* **What you are asked to do**: Locate each line containing the string "пункте" and copy it out.

* **Material supplied**:

-- -- --

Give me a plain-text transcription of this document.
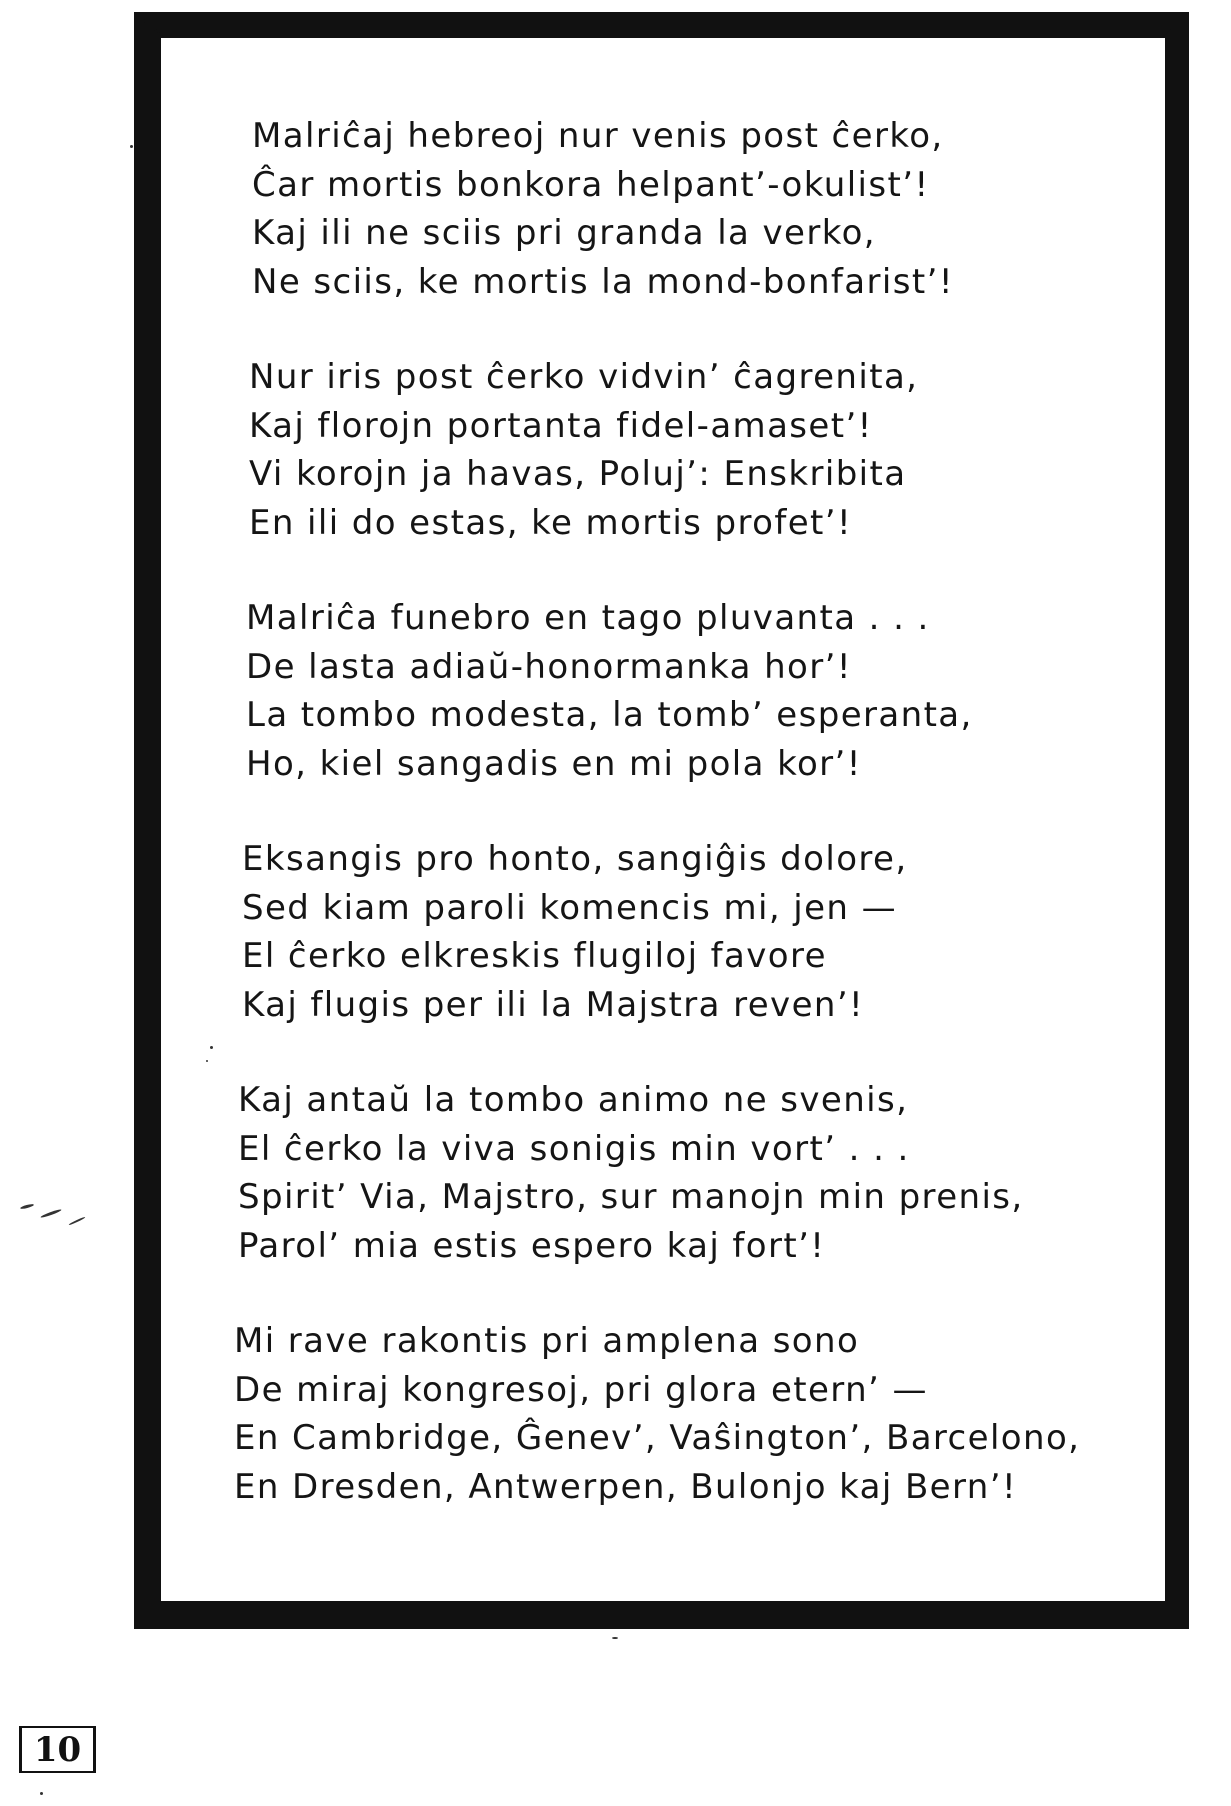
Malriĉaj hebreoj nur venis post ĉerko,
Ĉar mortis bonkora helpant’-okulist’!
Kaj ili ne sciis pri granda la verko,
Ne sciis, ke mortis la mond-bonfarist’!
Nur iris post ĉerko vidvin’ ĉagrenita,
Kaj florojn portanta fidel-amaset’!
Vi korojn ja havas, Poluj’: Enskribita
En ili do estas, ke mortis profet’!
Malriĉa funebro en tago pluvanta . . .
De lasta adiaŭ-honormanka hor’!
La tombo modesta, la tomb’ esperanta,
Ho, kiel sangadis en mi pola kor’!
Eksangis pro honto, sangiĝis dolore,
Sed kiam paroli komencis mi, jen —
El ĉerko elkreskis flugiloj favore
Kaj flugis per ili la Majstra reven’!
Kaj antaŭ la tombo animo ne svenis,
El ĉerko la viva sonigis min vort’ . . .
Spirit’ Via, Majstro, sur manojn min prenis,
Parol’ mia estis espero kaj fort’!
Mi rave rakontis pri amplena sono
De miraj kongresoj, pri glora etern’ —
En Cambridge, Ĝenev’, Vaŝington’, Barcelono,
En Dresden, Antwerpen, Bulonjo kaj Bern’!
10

-- -- --

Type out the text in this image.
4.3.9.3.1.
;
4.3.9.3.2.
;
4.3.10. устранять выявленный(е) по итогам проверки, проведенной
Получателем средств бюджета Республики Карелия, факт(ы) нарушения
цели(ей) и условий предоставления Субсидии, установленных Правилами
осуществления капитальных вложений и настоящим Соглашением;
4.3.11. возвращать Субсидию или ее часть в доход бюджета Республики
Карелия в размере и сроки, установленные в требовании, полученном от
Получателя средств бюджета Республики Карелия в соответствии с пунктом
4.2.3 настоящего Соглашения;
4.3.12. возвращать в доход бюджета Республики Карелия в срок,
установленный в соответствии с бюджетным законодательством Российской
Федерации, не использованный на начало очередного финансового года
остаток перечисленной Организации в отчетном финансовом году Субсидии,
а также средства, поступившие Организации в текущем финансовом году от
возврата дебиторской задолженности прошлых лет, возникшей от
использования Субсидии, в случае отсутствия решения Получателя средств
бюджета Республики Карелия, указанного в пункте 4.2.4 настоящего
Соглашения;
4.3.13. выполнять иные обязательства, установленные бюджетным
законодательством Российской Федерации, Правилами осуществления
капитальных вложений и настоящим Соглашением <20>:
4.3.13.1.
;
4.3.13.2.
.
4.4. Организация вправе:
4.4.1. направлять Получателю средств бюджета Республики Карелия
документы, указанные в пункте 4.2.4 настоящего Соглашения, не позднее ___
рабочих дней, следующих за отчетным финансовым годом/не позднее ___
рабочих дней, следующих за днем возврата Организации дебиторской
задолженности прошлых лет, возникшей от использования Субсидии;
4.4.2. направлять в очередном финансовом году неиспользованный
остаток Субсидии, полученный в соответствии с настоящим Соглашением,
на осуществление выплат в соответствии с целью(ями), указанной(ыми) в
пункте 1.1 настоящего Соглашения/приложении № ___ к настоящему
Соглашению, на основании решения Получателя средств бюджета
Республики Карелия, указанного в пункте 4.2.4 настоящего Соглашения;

-- -- --

* **The result**:
бюджета Республики Карелия, указанного в пункте 4.2.4 настоящего
документы, указанные в пункте 4.2.4 настоящего Соглашения, не позднее ___
пункте 1.1 настоящего Соглашения/приложении № ___ к настоящему
Республики Карелия, указанного в пункте 4.2.4 настоящего Соглашения;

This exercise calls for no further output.